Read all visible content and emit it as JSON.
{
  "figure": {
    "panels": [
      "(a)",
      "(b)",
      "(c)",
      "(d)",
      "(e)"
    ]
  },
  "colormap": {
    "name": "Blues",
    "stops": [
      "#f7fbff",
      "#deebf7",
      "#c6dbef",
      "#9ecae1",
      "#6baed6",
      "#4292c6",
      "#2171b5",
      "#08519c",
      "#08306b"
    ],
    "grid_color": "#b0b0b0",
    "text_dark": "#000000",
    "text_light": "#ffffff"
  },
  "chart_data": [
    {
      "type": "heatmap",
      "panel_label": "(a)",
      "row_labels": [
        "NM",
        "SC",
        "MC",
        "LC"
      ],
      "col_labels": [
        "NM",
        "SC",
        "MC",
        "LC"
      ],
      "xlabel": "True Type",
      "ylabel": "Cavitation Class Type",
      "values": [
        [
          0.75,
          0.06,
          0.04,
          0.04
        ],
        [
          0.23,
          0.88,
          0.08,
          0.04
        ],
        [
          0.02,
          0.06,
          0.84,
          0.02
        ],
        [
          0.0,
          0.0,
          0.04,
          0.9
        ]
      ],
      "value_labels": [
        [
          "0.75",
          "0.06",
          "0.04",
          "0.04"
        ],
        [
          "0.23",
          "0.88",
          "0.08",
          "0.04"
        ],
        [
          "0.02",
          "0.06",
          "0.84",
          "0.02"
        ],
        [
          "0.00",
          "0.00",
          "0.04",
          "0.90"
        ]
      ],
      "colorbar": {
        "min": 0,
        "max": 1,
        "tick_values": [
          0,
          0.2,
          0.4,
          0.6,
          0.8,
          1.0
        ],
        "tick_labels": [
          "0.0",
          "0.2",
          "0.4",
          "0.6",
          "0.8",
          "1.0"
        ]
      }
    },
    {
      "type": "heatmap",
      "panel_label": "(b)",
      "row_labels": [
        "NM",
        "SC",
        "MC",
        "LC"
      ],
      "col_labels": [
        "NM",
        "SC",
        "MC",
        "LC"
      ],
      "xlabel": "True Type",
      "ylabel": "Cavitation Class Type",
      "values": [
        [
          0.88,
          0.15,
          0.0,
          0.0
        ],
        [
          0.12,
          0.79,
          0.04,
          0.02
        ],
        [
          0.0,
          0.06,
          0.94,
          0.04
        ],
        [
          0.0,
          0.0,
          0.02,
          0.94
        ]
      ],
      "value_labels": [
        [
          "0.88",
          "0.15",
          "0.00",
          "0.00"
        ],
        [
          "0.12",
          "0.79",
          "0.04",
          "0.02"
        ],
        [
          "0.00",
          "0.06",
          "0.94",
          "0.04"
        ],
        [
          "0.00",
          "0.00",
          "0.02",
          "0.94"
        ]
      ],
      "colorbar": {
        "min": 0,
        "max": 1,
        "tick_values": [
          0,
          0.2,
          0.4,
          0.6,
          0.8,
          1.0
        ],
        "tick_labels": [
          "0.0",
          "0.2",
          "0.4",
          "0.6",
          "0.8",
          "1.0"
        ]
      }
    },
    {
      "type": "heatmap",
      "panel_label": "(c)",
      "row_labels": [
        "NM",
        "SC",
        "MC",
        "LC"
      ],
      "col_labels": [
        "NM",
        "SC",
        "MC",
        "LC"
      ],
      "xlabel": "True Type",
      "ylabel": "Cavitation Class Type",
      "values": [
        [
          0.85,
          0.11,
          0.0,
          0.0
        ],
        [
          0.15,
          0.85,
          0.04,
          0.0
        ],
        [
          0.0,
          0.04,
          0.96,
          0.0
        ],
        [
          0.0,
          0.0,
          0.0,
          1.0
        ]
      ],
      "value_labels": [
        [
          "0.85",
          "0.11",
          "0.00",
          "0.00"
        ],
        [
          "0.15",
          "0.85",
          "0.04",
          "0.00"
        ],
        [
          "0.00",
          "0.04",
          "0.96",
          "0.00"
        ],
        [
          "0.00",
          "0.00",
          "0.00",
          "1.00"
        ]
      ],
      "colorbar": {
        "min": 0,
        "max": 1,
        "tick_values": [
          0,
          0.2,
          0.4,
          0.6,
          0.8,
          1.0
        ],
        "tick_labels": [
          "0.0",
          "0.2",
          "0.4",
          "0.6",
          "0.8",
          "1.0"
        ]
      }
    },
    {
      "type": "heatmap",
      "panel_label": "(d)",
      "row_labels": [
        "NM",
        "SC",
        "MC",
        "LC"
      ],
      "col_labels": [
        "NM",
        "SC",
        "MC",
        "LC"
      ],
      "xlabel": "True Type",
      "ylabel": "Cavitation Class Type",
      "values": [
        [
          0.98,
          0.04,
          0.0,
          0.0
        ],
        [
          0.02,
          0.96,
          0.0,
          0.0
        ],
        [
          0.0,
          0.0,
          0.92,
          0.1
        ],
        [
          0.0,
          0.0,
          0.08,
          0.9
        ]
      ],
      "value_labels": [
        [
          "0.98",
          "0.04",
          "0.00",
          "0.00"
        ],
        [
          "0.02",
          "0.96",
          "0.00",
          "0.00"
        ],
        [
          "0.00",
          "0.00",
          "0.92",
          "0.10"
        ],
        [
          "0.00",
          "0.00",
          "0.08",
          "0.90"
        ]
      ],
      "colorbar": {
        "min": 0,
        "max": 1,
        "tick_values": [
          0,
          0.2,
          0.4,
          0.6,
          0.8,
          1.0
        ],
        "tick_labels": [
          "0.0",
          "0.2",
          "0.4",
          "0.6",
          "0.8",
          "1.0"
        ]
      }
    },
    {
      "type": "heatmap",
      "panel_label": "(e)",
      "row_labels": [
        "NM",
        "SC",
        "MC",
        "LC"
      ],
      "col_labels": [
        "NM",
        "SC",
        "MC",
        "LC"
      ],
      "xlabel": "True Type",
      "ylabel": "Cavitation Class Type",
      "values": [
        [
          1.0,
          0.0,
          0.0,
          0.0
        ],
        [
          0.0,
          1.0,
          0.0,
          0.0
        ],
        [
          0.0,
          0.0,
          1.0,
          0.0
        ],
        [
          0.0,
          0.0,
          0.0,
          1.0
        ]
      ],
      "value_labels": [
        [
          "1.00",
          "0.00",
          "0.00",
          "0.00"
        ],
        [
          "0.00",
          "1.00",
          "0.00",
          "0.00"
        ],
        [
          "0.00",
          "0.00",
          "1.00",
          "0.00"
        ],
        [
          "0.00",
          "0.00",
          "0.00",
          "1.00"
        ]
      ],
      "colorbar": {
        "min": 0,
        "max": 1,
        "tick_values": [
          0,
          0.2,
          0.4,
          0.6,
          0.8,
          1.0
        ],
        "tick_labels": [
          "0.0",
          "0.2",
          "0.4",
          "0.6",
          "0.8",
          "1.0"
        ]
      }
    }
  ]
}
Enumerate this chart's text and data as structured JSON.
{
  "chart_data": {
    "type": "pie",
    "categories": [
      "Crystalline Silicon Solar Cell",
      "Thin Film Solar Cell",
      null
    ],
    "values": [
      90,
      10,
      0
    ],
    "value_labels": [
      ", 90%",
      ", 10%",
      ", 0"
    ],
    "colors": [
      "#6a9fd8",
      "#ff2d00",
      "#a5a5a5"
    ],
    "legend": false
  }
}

===

Gather up every line in the data above that contains the word "Solar", copying each one.

In response:
      "Crystalline Silicon Solar Cell",
      "Thin Film Solar Cell",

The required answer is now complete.